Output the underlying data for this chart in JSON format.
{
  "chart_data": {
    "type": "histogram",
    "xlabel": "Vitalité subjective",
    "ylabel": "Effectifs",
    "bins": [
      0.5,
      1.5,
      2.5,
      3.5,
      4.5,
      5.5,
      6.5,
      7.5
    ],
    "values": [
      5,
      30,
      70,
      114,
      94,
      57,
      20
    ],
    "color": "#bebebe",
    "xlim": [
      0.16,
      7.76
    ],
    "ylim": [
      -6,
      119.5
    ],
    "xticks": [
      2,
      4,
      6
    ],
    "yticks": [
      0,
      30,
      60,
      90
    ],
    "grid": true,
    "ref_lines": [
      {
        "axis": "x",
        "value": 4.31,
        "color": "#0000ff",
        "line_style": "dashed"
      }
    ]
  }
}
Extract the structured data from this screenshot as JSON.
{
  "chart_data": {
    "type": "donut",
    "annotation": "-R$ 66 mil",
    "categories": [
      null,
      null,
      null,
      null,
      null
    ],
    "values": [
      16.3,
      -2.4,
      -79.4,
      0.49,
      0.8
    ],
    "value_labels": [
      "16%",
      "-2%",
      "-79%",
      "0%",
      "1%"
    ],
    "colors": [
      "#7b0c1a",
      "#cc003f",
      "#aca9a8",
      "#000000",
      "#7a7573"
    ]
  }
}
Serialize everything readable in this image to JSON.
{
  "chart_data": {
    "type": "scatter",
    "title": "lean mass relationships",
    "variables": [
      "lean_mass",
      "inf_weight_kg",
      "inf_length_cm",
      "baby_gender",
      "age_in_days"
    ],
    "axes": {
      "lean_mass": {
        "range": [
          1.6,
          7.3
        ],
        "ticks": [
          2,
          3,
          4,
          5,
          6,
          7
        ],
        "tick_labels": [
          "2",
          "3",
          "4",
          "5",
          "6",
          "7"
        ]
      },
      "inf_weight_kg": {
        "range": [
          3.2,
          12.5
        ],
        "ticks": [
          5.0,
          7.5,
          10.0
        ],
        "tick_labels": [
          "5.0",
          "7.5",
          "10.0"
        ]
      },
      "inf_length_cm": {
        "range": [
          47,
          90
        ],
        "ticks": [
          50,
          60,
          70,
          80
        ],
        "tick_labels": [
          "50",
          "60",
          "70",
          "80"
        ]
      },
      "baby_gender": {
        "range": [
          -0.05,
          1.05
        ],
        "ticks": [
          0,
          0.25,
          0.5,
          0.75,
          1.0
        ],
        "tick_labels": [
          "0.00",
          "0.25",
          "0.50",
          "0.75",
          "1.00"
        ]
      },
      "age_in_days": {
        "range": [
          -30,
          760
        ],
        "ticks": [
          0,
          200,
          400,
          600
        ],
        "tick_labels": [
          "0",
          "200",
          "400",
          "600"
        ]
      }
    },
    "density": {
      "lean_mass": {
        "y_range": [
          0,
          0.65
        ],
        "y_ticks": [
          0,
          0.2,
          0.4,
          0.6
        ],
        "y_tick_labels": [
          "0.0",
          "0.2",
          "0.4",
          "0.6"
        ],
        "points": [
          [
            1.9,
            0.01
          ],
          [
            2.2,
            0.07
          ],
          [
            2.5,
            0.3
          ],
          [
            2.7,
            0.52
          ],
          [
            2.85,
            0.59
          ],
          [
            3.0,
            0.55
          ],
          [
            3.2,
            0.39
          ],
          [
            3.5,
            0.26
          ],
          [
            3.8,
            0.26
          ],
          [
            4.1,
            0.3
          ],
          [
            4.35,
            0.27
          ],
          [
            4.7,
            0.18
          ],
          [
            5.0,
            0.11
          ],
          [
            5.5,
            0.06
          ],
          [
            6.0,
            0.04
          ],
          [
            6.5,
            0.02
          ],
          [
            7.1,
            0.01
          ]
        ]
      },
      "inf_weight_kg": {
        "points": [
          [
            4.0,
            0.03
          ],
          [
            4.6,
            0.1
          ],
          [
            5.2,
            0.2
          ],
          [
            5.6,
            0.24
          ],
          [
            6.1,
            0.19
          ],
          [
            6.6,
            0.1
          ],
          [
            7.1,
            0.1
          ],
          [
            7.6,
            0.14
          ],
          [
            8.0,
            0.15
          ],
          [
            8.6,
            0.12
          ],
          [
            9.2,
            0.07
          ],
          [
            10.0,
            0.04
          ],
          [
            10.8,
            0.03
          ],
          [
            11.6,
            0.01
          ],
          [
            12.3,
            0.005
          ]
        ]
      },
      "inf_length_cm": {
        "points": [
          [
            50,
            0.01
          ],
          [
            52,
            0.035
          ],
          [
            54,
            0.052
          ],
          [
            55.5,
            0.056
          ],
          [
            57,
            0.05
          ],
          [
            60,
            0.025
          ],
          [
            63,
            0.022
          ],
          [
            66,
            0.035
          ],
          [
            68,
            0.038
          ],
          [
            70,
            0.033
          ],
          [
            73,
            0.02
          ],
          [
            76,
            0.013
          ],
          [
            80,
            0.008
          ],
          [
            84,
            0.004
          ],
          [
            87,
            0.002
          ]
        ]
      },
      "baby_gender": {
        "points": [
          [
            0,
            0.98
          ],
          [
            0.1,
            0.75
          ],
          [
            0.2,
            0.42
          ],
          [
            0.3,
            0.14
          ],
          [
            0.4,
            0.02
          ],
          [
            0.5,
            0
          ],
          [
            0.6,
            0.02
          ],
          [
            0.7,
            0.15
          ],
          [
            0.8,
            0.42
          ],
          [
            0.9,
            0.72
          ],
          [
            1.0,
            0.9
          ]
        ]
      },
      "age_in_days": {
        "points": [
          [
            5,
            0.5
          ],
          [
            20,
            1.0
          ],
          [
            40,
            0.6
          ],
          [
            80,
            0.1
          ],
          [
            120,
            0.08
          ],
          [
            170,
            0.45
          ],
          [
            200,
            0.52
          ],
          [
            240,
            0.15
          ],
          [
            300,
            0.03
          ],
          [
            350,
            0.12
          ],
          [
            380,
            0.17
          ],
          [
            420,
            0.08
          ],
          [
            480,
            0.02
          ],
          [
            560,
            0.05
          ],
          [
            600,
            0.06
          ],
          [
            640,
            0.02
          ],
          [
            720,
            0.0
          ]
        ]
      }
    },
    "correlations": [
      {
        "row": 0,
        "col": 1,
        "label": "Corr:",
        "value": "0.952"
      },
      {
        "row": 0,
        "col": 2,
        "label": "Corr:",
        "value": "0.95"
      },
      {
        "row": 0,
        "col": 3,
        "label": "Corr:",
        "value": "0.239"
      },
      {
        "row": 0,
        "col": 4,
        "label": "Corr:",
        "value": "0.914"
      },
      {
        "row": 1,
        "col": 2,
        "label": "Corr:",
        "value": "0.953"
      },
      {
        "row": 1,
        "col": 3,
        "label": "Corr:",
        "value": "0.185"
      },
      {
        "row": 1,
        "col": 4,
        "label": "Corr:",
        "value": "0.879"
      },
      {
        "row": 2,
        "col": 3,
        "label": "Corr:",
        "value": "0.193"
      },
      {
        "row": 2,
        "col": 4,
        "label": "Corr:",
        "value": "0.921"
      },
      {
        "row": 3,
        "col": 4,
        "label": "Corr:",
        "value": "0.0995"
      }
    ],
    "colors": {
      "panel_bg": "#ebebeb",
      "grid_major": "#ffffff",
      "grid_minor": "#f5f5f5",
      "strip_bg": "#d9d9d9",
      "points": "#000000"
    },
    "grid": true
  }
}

◆ ◆ ◆ ◆ ◆

- **WRITTEN TASK**:
Write out the entries in full, exactly as given.

- **REPLY**:
Output the underlying data for this chart in JSON format.
{
  "chart_data": {
    "type": "histogram",
    "xlabel": "Vitalité subjective",
    "ylabel": "Effectifs",
    "bins": [
      0.5,
      1.5,
      2.5,
      3.5,
      4.5,
      5.5,
      6.5,
      7.5
    ],
    "values": [
      5,
      30,
      70,
      114,
      94,
      57,
      20
    ],
    "color": "#bebebe",
    "xlim": [
      0.16,
      7.76
    ],
    "ylim": [
      -6,
      119.5
    ],
    "xticks": [
      2,
      4,
      6
    ],
    "yticks": [
      0,
      30,
      60,
      90
    ],
    "grid": true,
    "ref_lines": [
      {
        "axis": "x",
        "value": 4.31,
        "color": "#0000ff",
        "line_style": "dashed"
      }
    ]
  }
}
Extract the structured data from this screenshot as JSON.
{
  "chart_data": {
    "type": "donut",
    "annotation": "-R$ 66 mil",
    "categories": [
      null,
      null,
      null,
      null,
      null
    ],
    "values": [
      16.3,
      -2.4,
      -79.4,
      0.49,
      0.8
    ],
    "value_labels": [
      "16%",
      "-2%",
      "-79%",
      "0%",
      "1%"
    ],
    "colors": [
      "#7b0c1a",
      "#cc003f",
      "#aca9a8",
      "#000000",
      "#7a7573"
    ]
  }
}
Serialize everything readable in this image to JSON.
{
  "chart_data": {
    "type": "scatter",
    "title": "lean mass relationships",
    "variables": [
      "lean_mass",
      "inf_weight_kg",
      "inf_length_cm",
      "baby_gender",
      "age_in_days"
    ],
    "axes": {
      "lean_mass": {
        "range": [
          1.6,
          7.3
        ],
        "ticks": [
          2,
          3,
          4,
          5,
          6,
          7
        ],
        "tick_labels": [
          "2",
          "3",
          "4",
          "5",
          "6",
          "7"
        ]
      },
      "inf_weight_kg": {
        "range": [
          3.2,
          12.5
        ],
        "ticks": [
          5.0,
          7.5,
          10.0
        ],
        "tick_labels": [
          "5.0",
          "7.5",
          "10.0"
        ]
      },
      "inf_length_cm": {
        "range": [
          47,
          90
        ],
        "ticks": [
          50,
          60,
          70,
          80
        ],
        "tick_labels": [
          "50",
          "60",
          "70",
          "80"
        ]
      },
      "baby_gender": {
        "range": [
          -0.05,
          1.05
        ],
        "ticks": [
          0,
          0.25,
          0.5,
          0.75,
          1.0
        ],
        "tick_labels": [
          "0.00",
          "0.25",
          "0.50",
          "0.75",
          "1.00"
        ]
      },
      "age_in_days": {
        "range": [
          -30,
          760
        ],
        "ticks": [
          0,
          200,
          400,
          600
        ],
        "tick_labels": [
          "0",
          "200",
          "400",
          "600"
        ]
      }
    },
    "density": {
      "lean_mass": {
        "y_range": [
          0,
          0.65
        ],
        "y_ticks": [
          0,
          0.2,
          0.4,
          0.6
        ],
        "y_tick_labels": [
          "0.0",
          "0.2",
          "0.4",
          "0.6"
        ],
        "points": [
          [
            1.9,
            0.01
          ],
          [
            2.2,
            0.07
          ],
          [
            2.5,
            0.3
          ],
          [
            2.7,
            0.52
          ],
          [
            2.85,
            0.59
          ],
          [
            3.0,
            0.55
          ],
          [
            3.2,
            0.39
          ],
          [
            3.5,
            0.26
          ],
          [
            3.8,
            0.26
          ],
          [
            4.1,
            0.3
          ],
          [
            4.35,
            0.27
          ],
          [
            4.7,
            0.18
          ],
          [
            5.0,
            0.11
          ],
          [
            5.5,
            0.06
          ],
          [
            6.0,
            0.04
          ],
          [
            6.5,
            0.02
          ],
          [
            7.1,
            0.01
          ]
        ]
      },
      "inf_weight_kg": {
        "points": [
          [
            4.0,
            0.03
          ],
          [
            4.6,
            0.1
          ],
          [
            5.2,
            0.2
          ],
          [
            5.6,
            0.24
          ],
          [
            6.1,
            0.19
          ],
          [
            6.6,
            0.1
          ],
          [
            7.1,
            0.1
          ],
          [
            7.6,
            0.14
          ],
          [
            8.0,
            0.15
          ],
          [
            8.6,
            0.12
          ],
          [
            9.2,
            0.07
          ],
          [
            10.0,
            0.04
          ],
          [
            10.8,
            0.03
          ],
          [
            11.6,
            0.01
          ],
          [
            12.3,
            0.005
          ]
        ]
      },
      "inf_length_cm": {
        "points": [
          [
            50,
            0.01
          ],
          [
            52,
            0.035
          ],
          [
            54,
            0.052
          ],
          [
            55.5,
            0.056
          ],
          [
            57,
            0.05
          ],
          [
            60,
            0.025
          ],
          [
            63,
            0.022
          ],
          [
            66,
            0.035
          ],
          [
            68,
            0.038
          ],
          [
            70,
            0.033
          ],
          [
            73,
            0.02
          ],
          [
            76,
            0.013
          ],
          [
            80,
            0.008
          ],
          [
            84,
            0.004
          ],
          [
            87,
            0.002
          ]
        ]
      },
      "baby_gender": {
        "points": [
          [
            0,
            0.98
          ],
          [
            0.1,
            0.75
          ],
          [
            0.2,
            0.42
          ],
          [
            0.3,
            0.14
          ],
          [
            0.4,
            0.02
          ],
          [
            0.5,
            0
          ],
          [
            0.6,
            0.02
          ],
          [
            0.7,
            0.15
          ],
          [
            0.8,
            0.42
          ],
          [
            0.9,
            0.72
          ],
          [
            1.0,
            0.9
          ]
        ]
      },
      "age_in_days": {
        "points": [
          [
            5,
            0.5
          ],
          [
            20,
            1.0
          ],
          [
            40,
            0.6
          ],
          [
            80,
            0.1
          ],
          [
            120,
            0.08
          ],
          [
            170,
            0.45
          ],
          [
            200,
            0.52
          ],
          [
            240,
            0.15
          ],
          [
            300,
            0.03
          ],
          [
            350,
            0.12
          ],
          [
            380,
            0.17
          ],
          [
            420,
            0.08
          ],
          [
            480,
            0.02
          ],
          [
            560,
            0.05
          ],
          [
            600,
            0.06
          ],
          [
            640,
            0.02
          ],
          [
            720,
            0.0
          ]
        ]
      }
    },
    "correlations": [
      {
        "row": 0,
        "col": 1,
        "label": "Corr:",
        "value": "0.952"
      },
      {
        "row": 0,
        "col": 2,
        "label": "Corr:",
        "value": "0.95"
      },
      {
        "row": 0,
        "col": 3,
        "label": "Corr:",
        "value": "0.239"
      },
      {
        "row": 0,
        "col": 4,
        "label": "Corr:",
        "value": "0.914"
      },
      {
        "row": 1,
        "col": 2,
        "label": "Corr:",
        "value": "0.953"
      },
      {
        "row": 1,
        "col": 3,
        "label": "Corr:",
        "value": "0.185"
      },
      {
        "row": 1,
        "col": 4,
        "label": "Corr:",
        "value": "0.879"
      },
      {
        "row": 2,
        "col": 3,
        "label": "Corr:",
        "value": "0.193"
      },
      {
        "row": 2,
        "col": 4,
        "label": "Corr:",
        "value": "0.921"
      },
      {
        "row": 3,
        "col": 4,
        "label": "Corr:",
        "value": "0.0995"
      }
    ],
    "colors": {
      "panel_bg": "#ebebeb",
      "grid_major": "#ffffff",
      "grid_minor": "#f5f5f5",
      "strip_bg": "#d9d9d9",
      "points": "#000000"
    },
    "grid": true
  }
}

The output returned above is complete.